- TASK: Render the data as a Markdown table with the columns Row and Line. Start at the beginning of the data, end with the line containing "352, 676, 378]", number the rows in order, and leave out blank lines.

- GIVEN RECORDS:
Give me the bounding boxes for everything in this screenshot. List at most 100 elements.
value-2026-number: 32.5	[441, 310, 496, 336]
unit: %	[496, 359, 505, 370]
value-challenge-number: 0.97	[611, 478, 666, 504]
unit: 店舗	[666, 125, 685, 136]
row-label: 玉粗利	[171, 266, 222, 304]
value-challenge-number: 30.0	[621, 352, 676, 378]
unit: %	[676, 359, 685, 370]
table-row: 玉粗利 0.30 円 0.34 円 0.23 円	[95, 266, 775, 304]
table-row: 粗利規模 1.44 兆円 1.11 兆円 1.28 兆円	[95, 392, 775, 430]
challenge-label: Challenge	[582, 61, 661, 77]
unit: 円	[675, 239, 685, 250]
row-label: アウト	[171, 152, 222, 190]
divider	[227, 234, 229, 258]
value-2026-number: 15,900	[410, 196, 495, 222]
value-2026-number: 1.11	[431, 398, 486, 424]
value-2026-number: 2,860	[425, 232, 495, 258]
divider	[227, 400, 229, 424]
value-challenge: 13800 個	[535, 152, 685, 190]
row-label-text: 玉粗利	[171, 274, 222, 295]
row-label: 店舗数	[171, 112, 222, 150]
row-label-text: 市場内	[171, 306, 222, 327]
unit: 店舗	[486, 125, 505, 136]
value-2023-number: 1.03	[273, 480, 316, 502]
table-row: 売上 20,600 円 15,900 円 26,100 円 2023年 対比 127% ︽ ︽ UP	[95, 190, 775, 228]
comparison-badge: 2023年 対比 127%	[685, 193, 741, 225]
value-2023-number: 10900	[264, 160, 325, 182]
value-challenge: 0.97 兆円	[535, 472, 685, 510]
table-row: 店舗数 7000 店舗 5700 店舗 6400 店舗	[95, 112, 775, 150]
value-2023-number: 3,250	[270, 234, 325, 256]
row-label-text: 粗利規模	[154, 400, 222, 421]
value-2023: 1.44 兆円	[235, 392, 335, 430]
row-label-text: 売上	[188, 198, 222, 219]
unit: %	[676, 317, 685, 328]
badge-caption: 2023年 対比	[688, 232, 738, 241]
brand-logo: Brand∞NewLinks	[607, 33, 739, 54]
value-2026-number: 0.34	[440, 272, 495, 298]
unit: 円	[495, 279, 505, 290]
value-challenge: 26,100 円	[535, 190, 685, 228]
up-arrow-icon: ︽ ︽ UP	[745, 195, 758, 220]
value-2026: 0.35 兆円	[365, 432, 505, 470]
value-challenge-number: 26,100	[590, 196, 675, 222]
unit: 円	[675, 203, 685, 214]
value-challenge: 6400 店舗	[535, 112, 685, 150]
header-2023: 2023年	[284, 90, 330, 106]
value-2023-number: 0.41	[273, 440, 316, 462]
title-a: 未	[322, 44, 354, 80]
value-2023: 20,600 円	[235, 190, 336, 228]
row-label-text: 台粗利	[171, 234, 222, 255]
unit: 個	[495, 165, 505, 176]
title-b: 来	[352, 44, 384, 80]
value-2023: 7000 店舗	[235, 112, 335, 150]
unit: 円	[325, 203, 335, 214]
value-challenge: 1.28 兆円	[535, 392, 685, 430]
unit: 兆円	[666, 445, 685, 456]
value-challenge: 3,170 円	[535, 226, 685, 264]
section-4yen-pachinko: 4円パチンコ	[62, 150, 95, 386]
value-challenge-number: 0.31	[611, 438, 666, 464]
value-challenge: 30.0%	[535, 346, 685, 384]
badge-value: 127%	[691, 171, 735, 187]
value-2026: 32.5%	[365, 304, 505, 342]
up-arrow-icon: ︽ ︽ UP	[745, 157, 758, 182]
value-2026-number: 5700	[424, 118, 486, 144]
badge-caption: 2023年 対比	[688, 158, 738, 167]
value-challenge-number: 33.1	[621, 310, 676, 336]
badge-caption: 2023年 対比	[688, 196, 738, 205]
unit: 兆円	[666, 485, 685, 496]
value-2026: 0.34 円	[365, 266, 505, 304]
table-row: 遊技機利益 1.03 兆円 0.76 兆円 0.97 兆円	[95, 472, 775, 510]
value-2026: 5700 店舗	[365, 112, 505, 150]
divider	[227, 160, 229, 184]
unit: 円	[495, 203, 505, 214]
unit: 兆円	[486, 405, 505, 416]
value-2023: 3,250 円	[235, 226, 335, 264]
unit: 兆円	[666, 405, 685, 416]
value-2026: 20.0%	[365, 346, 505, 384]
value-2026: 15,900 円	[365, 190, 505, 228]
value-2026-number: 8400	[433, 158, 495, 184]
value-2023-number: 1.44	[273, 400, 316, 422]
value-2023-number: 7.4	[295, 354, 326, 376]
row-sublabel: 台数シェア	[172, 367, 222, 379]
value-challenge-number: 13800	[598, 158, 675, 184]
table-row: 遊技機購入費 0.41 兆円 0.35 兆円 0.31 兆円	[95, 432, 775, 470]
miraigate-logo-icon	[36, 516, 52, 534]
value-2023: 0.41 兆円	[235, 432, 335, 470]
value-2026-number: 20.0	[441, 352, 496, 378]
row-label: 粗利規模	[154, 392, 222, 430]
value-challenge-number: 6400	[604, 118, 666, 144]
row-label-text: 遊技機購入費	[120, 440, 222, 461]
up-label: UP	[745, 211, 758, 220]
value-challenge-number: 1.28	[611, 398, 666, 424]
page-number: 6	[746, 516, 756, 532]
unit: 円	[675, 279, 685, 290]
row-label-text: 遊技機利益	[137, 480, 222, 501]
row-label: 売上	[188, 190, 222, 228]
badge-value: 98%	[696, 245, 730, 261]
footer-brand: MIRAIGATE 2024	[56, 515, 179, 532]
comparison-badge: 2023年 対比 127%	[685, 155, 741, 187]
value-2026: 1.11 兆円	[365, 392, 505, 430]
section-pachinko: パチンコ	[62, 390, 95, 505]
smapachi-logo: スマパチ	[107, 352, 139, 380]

- RESPONSE TO THE TASK:
| Row | Line |
|---|---|
| 1 | Give me the bounding boxes for everything in this screenshot. List at most 100 elements. |
| 2 | value-2026-number: 32.5	[441, 310, 496, 336] |
| 3 | unit: %	[496, 359, 505, 370] |
| 4 | value-challenge-number: 0.97	[611, 478, 666, 504] |
| 5 | unit: 店舗	[666, 125, 685, 136] |
| 6 | row-label: 玉粗利	[171, 266, 222, 304] |
| 7 | value-challenge-number: 30.0	[621, 352, 676, 378] |